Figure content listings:
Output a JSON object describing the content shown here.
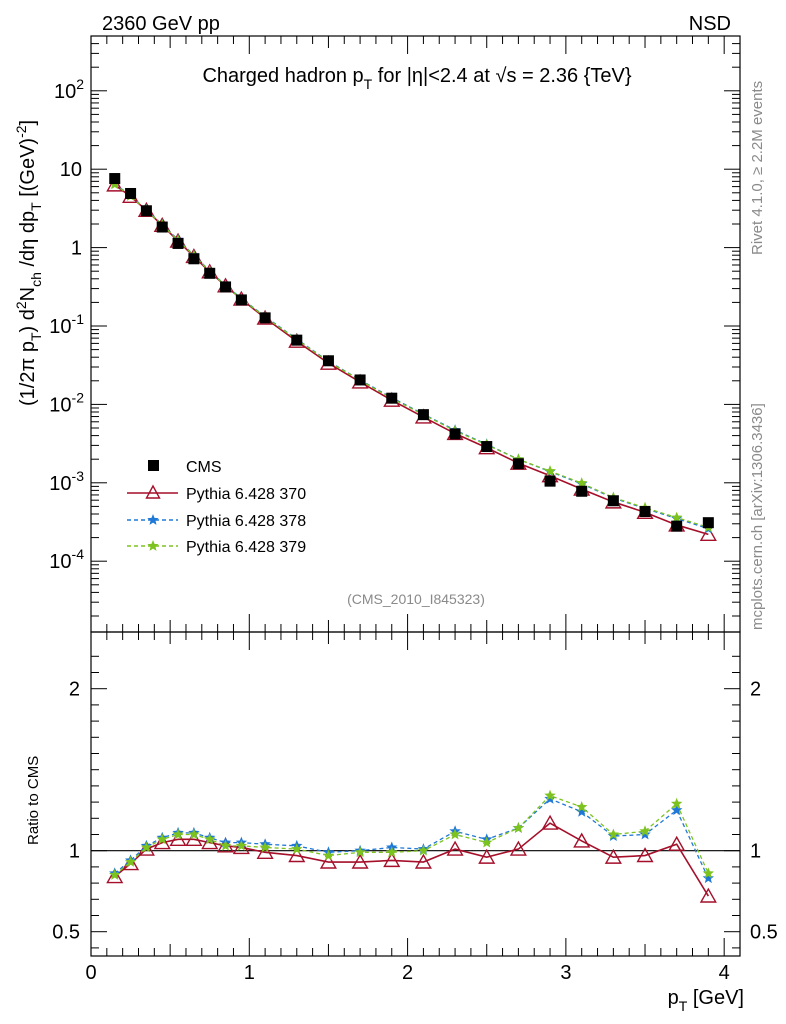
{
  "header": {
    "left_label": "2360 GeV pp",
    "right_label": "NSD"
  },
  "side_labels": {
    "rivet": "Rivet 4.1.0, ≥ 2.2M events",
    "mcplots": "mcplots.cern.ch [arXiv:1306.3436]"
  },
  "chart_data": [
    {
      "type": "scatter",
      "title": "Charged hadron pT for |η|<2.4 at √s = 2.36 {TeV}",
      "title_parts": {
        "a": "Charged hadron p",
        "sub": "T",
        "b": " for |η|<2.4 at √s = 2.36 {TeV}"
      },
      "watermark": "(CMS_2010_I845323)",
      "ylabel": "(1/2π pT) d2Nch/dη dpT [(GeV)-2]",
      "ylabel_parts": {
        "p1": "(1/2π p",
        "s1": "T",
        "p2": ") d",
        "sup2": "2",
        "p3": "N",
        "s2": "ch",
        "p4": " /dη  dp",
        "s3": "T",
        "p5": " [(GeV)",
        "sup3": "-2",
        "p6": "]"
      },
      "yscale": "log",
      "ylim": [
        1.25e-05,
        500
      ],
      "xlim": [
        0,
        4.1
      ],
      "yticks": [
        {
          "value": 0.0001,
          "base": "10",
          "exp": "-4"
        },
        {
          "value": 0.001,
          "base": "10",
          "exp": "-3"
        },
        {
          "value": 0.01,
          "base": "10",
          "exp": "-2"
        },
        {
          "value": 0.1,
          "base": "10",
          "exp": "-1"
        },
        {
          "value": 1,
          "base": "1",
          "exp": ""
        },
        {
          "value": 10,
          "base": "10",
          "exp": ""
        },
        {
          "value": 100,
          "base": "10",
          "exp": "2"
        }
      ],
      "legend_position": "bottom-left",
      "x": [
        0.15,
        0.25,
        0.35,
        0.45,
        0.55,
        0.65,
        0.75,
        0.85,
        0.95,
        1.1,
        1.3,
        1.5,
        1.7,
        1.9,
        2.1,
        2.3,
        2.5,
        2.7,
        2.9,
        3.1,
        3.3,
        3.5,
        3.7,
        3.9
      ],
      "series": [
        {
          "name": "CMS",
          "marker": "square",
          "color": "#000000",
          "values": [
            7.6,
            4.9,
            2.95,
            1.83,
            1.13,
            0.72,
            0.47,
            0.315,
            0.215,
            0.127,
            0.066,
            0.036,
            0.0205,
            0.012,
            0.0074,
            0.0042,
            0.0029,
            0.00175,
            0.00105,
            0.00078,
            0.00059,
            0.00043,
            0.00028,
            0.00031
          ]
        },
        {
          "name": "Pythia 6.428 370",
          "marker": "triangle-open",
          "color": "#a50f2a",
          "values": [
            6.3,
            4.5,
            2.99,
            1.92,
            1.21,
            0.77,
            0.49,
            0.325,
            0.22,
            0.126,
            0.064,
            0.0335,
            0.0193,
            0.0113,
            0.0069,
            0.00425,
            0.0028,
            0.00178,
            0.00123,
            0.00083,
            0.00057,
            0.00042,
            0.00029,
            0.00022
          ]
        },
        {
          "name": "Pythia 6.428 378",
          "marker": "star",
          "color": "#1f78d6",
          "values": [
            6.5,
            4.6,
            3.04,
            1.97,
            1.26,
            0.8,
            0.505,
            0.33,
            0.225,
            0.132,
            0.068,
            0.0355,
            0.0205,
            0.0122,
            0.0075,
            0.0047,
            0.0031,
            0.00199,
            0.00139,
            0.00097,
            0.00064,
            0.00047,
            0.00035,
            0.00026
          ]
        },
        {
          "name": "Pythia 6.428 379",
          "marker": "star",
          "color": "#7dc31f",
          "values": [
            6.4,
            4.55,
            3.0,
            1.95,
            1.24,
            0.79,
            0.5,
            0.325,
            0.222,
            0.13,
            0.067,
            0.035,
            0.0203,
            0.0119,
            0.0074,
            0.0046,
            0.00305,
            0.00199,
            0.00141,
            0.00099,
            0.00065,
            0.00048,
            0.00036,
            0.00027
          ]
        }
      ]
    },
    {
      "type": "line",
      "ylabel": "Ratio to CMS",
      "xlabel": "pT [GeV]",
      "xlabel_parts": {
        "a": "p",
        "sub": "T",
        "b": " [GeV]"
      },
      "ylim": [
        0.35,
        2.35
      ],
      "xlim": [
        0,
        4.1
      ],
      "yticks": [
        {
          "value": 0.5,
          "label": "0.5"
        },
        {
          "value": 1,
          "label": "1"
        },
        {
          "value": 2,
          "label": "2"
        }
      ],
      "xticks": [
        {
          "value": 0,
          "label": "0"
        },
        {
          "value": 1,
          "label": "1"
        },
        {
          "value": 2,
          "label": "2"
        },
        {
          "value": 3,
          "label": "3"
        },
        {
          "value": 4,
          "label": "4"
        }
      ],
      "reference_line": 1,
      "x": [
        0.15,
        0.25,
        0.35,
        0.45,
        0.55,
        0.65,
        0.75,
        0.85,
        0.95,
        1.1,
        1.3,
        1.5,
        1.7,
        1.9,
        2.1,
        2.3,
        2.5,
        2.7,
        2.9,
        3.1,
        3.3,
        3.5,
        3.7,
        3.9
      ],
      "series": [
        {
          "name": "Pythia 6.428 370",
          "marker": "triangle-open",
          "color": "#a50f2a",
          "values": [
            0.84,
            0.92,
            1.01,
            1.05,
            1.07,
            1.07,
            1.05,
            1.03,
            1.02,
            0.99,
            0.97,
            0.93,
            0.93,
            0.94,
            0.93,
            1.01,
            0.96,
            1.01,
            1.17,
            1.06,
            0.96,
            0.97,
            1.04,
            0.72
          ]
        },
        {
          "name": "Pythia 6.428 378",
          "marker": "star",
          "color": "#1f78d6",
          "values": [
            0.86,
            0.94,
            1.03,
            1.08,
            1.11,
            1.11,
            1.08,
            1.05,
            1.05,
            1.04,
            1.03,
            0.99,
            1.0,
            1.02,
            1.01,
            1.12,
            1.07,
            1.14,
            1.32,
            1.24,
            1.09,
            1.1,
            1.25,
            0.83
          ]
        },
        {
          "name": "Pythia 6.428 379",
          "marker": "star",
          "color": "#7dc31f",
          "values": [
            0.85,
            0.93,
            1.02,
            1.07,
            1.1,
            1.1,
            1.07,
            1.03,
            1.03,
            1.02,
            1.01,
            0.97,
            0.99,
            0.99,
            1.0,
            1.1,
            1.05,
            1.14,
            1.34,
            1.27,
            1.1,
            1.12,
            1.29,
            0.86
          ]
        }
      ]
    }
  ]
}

Work to complete:
Repeat the material above verbatim. Leave the pictures behind.

Worked solution:
Output a JSON object describing the content shown here.
{
  "header": {
    "left_label": "2360 GeV pp",
    "right_label": "NSD"
  },
  "side_labels": {
    "rivet": "Rivet 4.1.0, ≥ 2.2M events",
    "mcplots": "mcplots.cern.ch [arXiv:1306.3436]"
  },
  "chart_data": [
    {
      "type": "scatter",
      "title": "Charged hadron pT for |η|<2.4 at √s = 2.36 {TeV}",
      "title_parts": {
        "a": "Charged hadron p",
        "sub": "T",
        "b": " for |η|<2.4 at √s = 2.36 {TeV}"
      },
      "watermark": "(CMS_2010_I845323)",
      "ylabel": "(1/2π pT) d2Nch/dη dpT [(GeV)-2]",
      "ylabel_parts": {
        "p1": "(1/2π p",
        "s1": "T",
        "p2": ") d",
        "sup2": "2",
        "p3": "N",
        "s2": "ch",
        "p4": " /dη  dp",
        "s3": "T",
        "p5": " [(GeV)",
        "sup3": "-2",
        "p6": "]"
      },
      "yscale": "log",
      "ylim": [
        1.25e-05,
        500
      ],
      "xlim": [
        0,
        4.1
      ],
      "yticks": [
        {
          "value": 0.0001,
          "base": "10",
          "exp": "-4"
        },
        {
          "value": 0.001,
          "base": "10",
          "exp": "-3"
        },
        {
          "value": 0.01,
          "base": "10",
          "exp": "-2"
        },
        {
          "value": 0.1,
          "base": "10",
          "exp": "-1"
        },
        {
          "value": 1,
          "base": "1",
          "exp": ""
        },
        {
          "value": 10,
          "base": "10",
          "exp": ""
        },
        {
          "value": 100,
          "base": "10",
          "exp": "2"
        }
      ],
      "legend_position": "bottom-left",
      "x": [
        0.15,
        0.25,
        0.35,
        0.45,
        0.55,
        0.65,
        0.75,
        0.85,
        0.95,
        1.1,
        1.3,
        1.5,
        1.7,
        1.9,
        2.1,
        2.3,
        2.5,
        2.7,
        2.9,
        3.1,
        3.3,
        3.5,
        3.7,
        3.9
      ],
      "series": [
        {
          "name": "CMS",
          "marker": "square",
          "color": "#000000",
          "values": [
            7.6,
            4.9,
            2.95,
            1.83,
            1.13,
            0.72,
            0.47,
            0.315,
            0.215,
            0.127,
            0.066,
            0.036,
            0.0205,
            0.012,
            0.0074,
            0.0042,
            0.0029,
            0.00175,
            0.00105,
            0.00078,
            0.00059,
            0.00043,
            0.00028,
            0.00031
          ]
        },
        {
          "name": "Pythia 6.428 370",
          "marker": "triangle-open",
          "color": "#a50f2a",
          "values": [
            6.3,
            4.5,
            2.99,
            1.92,
            1.21,
            0.77,
            0.49,
            0.325,
            0.22,
            0.126,
            0.064,
            0.0335,
            0.0193,
            0.0113,
            0.0069,
            0.00425,
            0.0028,
            0.00178,
            0.00123,
            0.00083,
            0.00057,
            0.00042,
            0.00029,
            0.00022
          ]
        },
        {
          "name": "Pythia 6.428 378",
          "marker": "star",
          "color": "#1f78d6",
          "values": [
            6.5,
            4.6,
            3.04,
            1.97,
            1.26,
            0.8,
            0.505,
            0.33,
            0.225,
            0.132,
            0.068,
            0.0355,
            0.0205,
            0.0122,
            0.0075,
            0.0047,
            0.0031,
            0.00199,
            0.00139,
            0.00097,
            0.00064,
            0.00047,
            0.00035,
            0.00026
          ]
        },
        {
          "name": "Pythia 6.428 379",
          "marker": "star",
          "color": "#7dc31f",
          "values": [
            6.4,
            4.55,
            3.0,
            1.95,
            1.24,
            0.79,
            0.5,
            0.325,
            0.222,
            0.13,
            0.067,
            0.035,
            0.0203,
            0.0119,
            0.0074,
            0.0046,
            0.00305,
            0.00199,
            0.00141,
            0.00099,
            0.00065,
            0.00048,
            0.00036,
            0.00027
          ]
        }
      ]
    },
    {
      "type": "line",
      "ylabel": "Ratio to CMS",
      "xlabel": "pT [GeV]",
      "xlabel_parts": {
        "a": "p",
        "sub": "T",
        "b": " [GeV]"
      },
      "ylim": [
        0.35,
        2.35
      ],
      "xlim": [
        0,
        4.1
      ],
      "yticks": [
        {
          "value": 0.5,
          "label": "0.5"
        },
        {
          "value": 1,
          "label": "1"
        },
        {
          "value": 2,
          "label": "2"
        }
      ],
      "xticks": [
        {
          "value": 0,
          "label": "0"
        },
        {
          "value": 1,
          "label": "1"
        },
        {
          "value": 2,
          "label": "2"
        },
        {
          "value": 3,
          "label": "3"
        },
        {
          "value": 4,
          "label": "4"
        }
      ],
      "reference_line": 1,
      "x": [
        0.15,
        0.25,
        0.35,
        0.45,
        0.55,
        0.65,
        0.75,
        0.85,
        0.95,
        1.1,
        1.3,
        1.5,
        1.7,
        1.9,
        2.1,
        2.3,
        2.5,
        2.7,
        2.9,
        3.1,
        3.3,
        3.5,
        3.7,
        3.9
      ],
      "series": [
        {
          "name": "Pythia 6.428 370",
          "marker": "triangle-open",
          "color": "#a50f2a",
          "values": [
            0.84,
            0.92,
            1.01,
            1.05,
            1.07,
            1.07,
            1.05,
            1.03,
            1.02,
            0.99,
            0.97,
            0.93,
            0.93,
            0.94,
            0.93,
            1.01,
            0.96,
            1.01,
            1.17,
            1.06,
            0.96,
            0.97,
            1.04,
            0.72
          ]
        },
        {
          "name": "Pythia 6.428 378",
          "marker": "star",
          "color": "#1f78d6",
          "values": [
            0.86,
            0.94,
            1.03,
            1.08,
            1.11,
            1.11,
            1.08,
            1.05,
            1.05,
            1.04,
            1.03,
            0.99,
            1.0,
            1.02,
            1.01,
            1.12,
            1.07,
            1.14,
            1.32,
            1.24,
            1.09,
            1.1,
            1.25,
            0.83
          ]
        },
        {
          "name": "Pythia 6.428 379",
          "marker": "star",
          "color": "#7dc31f",
          "values": [
            0.85,
            0.93,
            1.02,
            1.07,
            1.1,
            1.1,
            1.07,
            1.03,
            1.03,
            1.02,
            1.01,
            0.97,
            0.99,
            0.99,
            1.0,
            1.1,
            1.05,
            1.14,
            1.34,
            1.27,
            1.1,
            1.12,
            1.29,
            0.86
          ]
        }
      ]
    }
  ]
}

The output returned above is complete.